* **EXTRACT**

%%

In the 1970s Muriel Fisher, a suburban gardener in Auckland, and Lawrie Metcalf, a South Island parks horticulturalist, wrote highly influential books on growing native plants. These two books popularised native plants and helped break down the widespread perception that they were drab and difficult to grow. Specialist native nurseries sprang up in response to the growing demand for native plants, and offered a wider selection of plants.

Return of the native

In the mid-1970s many gardeners believed that native plants were fussy, slow growing and dreary. Mark and Esme Dean set out to debunk these myths with talks, articles and displays. By 2005 their plant nursery, Naturally Native, was producing 1 million native plants a year.

During the 1980s native plants started to come into their own. The conservation movement was gathering strength, and there was a lot of publicity about the destruction of native forests. Many New Zealanders realised that they valued their natural heritage, and wanted to recreate or celebrate it by planting natives in their gardens and local areas.

Native gardens aren’t based around colourful, seasonal flowers. Instead, gardeners create year-round interest by contrasting form, texture and foliage colour.

Flower colour

Most New Zealand plants have small, white flowers. The notable exceptions are:

  • pōhutukawa (Metrosideros excelsa) – red
  • kōwhai (Sophora species) – yellow
  • kākā beak (Clianthus species) – red
  • Marlborough rock daisy (Pachystegia insignis) – large, white and yellow
  • Chatham Island forget-me-not (Myosotidium hortensia) – blue
  • Mt Cook lily (Ranunculus lyallii) – large and white.

Form and foliage

Clumped plants with long sword-shaped leaves, such as flaxes (Phormium), Poor Knights lily (Xeronema callistemon), astelia, wild spaniards (Aciphylla), native irises (Libertia), dianella, Machaerina, and some mountain daisies (Celmisia), provide stylish sculptural effects in a border.

Small trees with long, spear-like leaves, such as cabbage trees, lancewoods, turpentine trees (Dracophyllum), juvenile rewarewa and hīnau, are often used as a contrast to large broad-leaved shrubs like rangiora (Brachyglottis repanda), kawakawa (Macropiper excelsum), whau (Entelea arborescens), pukunui (Meryta sinclairii) and puka (Griselinia lucida).

%%

* **DATA EXTRACT**
%%

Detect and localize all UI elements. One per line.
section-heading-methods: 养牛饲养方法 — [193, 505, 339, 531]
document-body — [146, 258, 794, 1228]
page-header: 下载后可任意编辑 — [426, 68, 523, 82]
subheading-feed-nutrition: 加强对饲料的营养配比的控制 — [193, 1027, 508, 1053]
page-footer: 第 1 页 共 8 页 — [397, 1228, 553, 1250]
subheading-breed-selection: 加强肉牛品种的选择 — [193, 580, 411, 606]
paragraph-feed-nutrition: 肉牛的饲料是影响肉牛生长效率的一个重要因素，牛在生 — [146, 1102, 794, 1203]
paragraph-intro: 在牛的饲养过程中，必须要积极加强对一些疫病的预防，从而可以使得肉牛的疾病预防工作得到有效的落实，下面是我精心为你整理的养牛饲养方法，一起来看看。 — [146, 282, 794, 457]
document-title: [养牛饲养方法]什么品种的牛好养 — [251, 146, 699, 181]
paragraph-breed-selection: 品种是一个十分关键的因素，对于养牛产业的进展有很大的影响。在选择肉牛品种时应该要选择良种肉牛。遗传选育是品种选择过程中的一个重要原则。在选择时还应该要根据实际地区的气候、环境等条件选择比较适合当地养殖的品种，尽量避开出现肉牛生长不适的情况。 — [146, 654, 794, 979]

%%

* **COMPLETE THE FOLLOWING**
[1] Copy out the part of the text on native plants that opens with the words containing "Return of the" and closes with "and local areas.".
[2] In the text on native plants, which plants are named as the notable exceptions to New Zealand's small, white flowers?
[3] According to the text on native plants, how many native plants a year was the nursery Naturally Native producing by 2005?

* **WORKED ANSWERS**
[1]
Return of the native

In the mid-1970s many gardeners believed that native plants were fussy, slow growing and dreary. Mark and Esme Dean set out to debunk these myths with talks, articles and displays. By 2005 their plant nursery, Naturally Native, was producing 1 million native plants a year.

During the 1980s native plants started to come into their own. The conservation movement was gathering strength, and there was a lot of publicity about the destruction of native forests. Many New Zealanders realised that they valued their natural heritage, and wanted to recreate or celebrate it by planting natives in their gardens and local areas.

[2]
- pōhutukawa (Metrosideros excelsa)
- kōwhai (Sophora species)
- kākā beak (Clianthus species)
- Marlborough rock daisy (Pachystegia insignis)
- Chatham Island forget-me-not (Myosotidium hortensia)
- Mt Cook lily (Ranunculus lyallii)

[3] 1 million native plants a year.